<<<<
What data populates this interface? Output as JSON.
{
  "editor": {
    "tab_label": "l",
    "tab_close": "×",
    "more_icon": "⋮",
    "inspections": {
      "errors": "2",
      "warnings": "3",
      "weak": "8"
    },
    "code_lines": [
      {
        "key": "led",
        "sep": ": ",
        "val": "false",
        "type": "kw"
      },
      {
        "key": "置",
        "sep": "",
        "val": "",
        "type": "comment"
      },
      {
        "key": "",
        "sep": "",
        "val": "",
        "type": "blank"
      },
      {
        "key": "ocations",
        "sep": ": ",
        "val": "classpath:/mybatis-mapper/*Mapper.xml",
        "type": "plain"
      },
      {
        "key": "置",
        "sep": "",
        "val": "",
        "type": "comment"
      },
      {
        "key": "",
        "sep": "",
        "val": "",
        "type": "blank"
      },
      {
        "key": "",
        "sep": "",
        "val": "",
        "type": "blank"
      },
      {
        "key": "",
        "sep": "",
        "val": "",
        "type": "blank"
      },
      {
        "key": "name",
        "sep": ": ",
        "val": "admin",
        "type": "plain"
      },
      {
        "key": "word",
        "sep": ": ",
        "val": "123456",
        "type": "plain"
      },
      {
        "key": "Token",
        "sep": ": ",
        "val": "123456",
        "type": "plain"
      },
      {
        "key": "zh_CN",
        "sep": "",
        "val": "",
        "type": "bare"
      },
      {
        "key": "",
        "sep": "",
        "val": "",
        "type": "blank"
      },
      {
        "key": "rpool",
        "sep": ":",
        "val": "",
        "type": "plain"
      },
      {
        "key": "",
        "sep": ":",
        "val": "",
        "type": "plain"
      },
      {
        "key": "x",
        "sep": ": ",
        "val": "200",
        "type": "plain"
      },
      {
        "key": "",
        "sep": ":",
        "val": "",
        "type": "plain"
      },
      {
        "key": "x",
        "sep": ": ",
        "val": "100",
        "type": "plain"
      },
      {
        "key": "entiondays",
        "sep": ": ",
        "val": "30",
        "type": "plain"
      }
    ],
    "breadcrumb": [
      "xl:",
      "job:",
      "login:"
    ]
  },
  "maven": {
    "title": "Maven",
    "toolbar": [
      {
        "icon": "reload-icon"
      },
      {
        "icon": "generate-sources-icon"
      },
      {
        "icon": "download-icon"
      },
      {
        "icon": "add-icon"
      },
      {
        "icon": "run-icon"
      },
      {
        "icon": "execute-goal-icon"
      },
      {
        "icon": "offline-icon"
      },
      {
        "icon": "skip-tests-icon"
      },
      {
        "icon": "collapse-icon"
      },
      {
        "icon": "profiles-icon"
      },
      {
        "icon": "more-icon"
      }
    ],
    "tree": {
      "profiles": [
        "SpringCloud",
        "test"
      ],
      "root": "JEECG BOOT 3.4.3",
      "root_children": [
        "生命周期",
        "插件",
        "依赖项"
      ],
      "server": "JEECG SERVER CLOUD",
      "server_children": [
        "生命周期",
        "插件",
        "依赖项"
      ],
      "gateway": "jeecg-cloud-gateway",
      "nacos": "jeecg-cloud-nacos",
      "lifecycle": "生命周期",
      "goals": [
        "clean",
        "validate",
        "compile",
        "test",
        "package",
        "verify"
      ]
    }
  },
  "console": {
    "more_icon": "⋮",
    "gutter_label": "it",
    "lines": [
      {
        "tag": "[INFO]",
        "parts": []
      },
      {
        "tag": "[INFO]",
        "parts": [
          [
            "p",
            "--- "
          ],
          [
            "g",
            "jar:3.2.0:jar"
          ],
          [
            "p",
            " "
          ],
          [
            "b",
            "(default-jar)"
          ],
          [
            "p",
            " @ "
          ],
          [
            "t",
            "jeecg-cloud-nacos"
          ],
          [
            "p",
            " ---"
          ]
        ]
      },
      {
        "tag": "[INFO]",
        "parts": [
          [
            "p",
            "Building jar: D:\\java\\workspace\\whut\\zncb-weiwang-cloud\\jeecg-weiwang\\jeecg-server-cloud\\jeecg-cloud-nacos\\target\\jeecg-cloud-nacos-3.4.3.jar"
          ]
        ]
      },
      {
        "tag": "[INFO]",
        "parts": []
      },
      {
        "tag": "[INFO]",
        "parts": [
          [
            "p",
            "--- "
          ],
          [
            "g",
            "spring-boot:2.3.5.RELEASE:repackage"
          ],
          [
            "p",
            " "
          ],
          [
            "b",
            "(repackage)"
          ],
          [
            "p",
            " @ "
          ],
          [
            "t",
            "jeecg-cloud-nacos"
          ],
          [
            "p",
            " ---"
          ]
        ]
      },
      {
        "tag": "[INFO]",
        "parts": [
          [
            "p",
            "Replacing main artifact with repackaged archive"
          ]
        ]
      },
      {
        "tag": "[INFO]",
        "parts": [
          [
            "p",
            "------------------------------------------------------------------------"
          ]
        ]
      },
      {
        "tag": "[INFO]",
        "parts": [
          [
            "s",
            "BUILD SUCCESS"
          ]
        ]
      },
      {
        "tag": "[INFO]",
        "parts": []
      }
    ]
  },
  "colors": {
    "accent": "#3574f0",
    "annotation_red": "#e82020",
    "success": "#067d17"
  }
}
>>>>
◆ PROBLEM: Give back each line above precisely as it stands.

◆ EXERCISE OUTPUT:
What data populates this interface? Output as JSON.
{
  "editor": {
    "tab_label": "l",
    "tab_close": "×",
    "more_icon": "⋮",
    "inspections": {
      "errors": "2",
      "warnings": "3",
      "weak": "8"
    },
    "code_lines": [
      {
        "key": "led",
        "sep": ": ",
        "val": "false",
        "type": "kw"
      },
      {
        "key": "置",
        "sep": "",
        "val": "",
        "type": "comment"
      },
      {
        "key": "",
        "sep": "",
        "val": "",
        "type": "blank"
      },
      {
        "key": "ocations",
        "sep": ": ",
        "val": "classpath:/mybatis-mapper/*Mapper.xml",
        "type": "plain"
      },
      {
        "key": "置",
        "sep": "",
        "val": "",
        "type": "comment"
      },
      {
        "key": "",
        "sep": "",
        "val": "",
        "type": "blank"
      },
      {
        "key": "",
        "sep": "",
        "val": "",
        "type": "blank"
      },
      {
        "key": "",
        "sep": "",
        "val": "",
        "type": "blank"
      },
      {
        "key": "name",
        "sep": ": ",
        "val": "admin",
        "type": "plain"
      },
      {
        "key": "word",
        "sep": ": ",
        "val": "123456",
        "type": "plain"
      },
      {
        "key": "Token",
        "sep": ": ",
        "val": "123456",
        "type": "plain"
      },
      {
        "key": "zh_CN",
        "sep": "",
        "val": "",
        "type": "bare"
      },
      {
        "key": "",
        "sep": "",
        "val": "",
        "type": "blank"
      },
      {
        "key": "rpool",
        "sep": ":",
        "val": "",
        "type": "plain"
      },
      {
        "key": "",
        "sep": ":",
        "val": "",
        "type": "plain"
      },
      {
        "key": "x",
        "sep": ": ",
        "val": "200",
        "type": "plain"
      },
      {
        "key": "",
        "sep": ":",
        "val": "",
        "type": "plain"
      },
      {
        "key": "x",
        "sep": ": ",
        "val": "100",
        "type": "plain"
      },
      {
        "key": "entiondays",
        "sep": ": ",
        "val": "30",
        "type": "plain"
      }
    ],
    "breadcrumb": [
      "xl:",
      "job:",
      "login:"
    ]
  },
  "maven": {
    "title": "Maven",
    "toolbar": [
      {
        "icon": "reload-icon"
      },
      {
        "icon": "generate-sources-icon"
      },
      {
        "icon": "download-icon"
      },
      {
        "icon": "add-icon"
      },
      {
        "icon": "run-icon"
      },
      {
        "icon": "execute-goal-icon"
      },
      {
        "icon": "offline-icon"
      },
      {
        "icon": "skip-tests-icon"
      },
      {
        "icon": "collapse-icon"
      },
      {
        "icon": "profiles-icon"
      },
      {
        "icon": "more-icon"
      }
    ],
    "tree": {
      "profiles": [
        "SpringCloud",
        "test"
      ],
      "root": "JEECG BOOT 3.4.3",
      "root_children": [
        "生命周期",
        "插件",
        "依赖项"
      ],
      "server": "JEECG SERVER CLOUD",
      "server_children": [
        "生命周期",
        "插件",
        "依赖项"
      ],
      "gateway": "jeecg-cloud-gateway",
      "nacos": "jeecg-cloud-nacos",
      "lifecycle": "生命周期",
      "goals": [
        "clean",
        "validate",
        "compile",
        "test",
        "package",
        "verify"
      ]
    }
  },
  "console": {
    "more_icon": "⋮",
    "gutter_label": "it",
    "lines": [
      {
        "tag": "[INFO]",
        "parts": []
      },
      {
        "tag": "[INFO]",
        "parts": [
          [
            "p",
            "--- "
          ],
          [
            "g",
            "jar:3.2.0:jar"
          ],
          [
            "p",
            " "
          ],
          [
            "b",
            "(default-jar)"
          ],
          [
            "p",
            " @ "
          ],
          [
            "t",
            "jeecg-cloud-nacos"
          ],
          [
            "p",
            " ---"
          ]
        ]
      },
      {
        "tag": "[INFO]",
        "parts": [
          [
            "p",
            "Building jar: D:\\java\\workspace\\whut\\zncb-weiwang-cloud\\jeecg-weiwang\\jeecg-server-cloud\\jeecg-cloud-nacos\\target\\jeecg-cloud-nacos-3.4.3.jar"
          ]
        ]
      },
      {
        "tag": "[INFO]",
        "parts": []
      },
      {
        "tag": "[INFO]",
        "parts": [
          [
            "p",
            "--- "
          ],
          [
            "g",
            "spring-boot:2.3.5.RELEASE:repackage"
          ],
          [
            "p",
            " "
          ],
          [
            "b",
            "(repackage)"
          ],
          [
            "p",
            " @ "
          ],
          [
            "t",
            "jeecg-cloud-nacos"
          ],
          [
            "p",
            " ---"
          ]
        ]
      },
      {
        "tag": "[INFO]",
        "parts": [
          [
            "p",
            "Replacing main artifact with repackaged archive"
          ]
        ]
      },
      {
        "tag": "[INFO]",
        "parts": [
          [
            "p",
            "------------------------------------------------------------------------"
          ]
        ]
      },
      {
        "tag": "[INFO]",
        "parts": [
          [
            "s",
            "BUILD SUCCESS"
          ]
        ]
      },
      {
        "tag": "[INFO]",
        "parts": []
      }
    ]
  },
  "colors": {
    "accent": "#3574f0",
    "annotation_red": "#e82020",
    "success": "#067d17"
  }
}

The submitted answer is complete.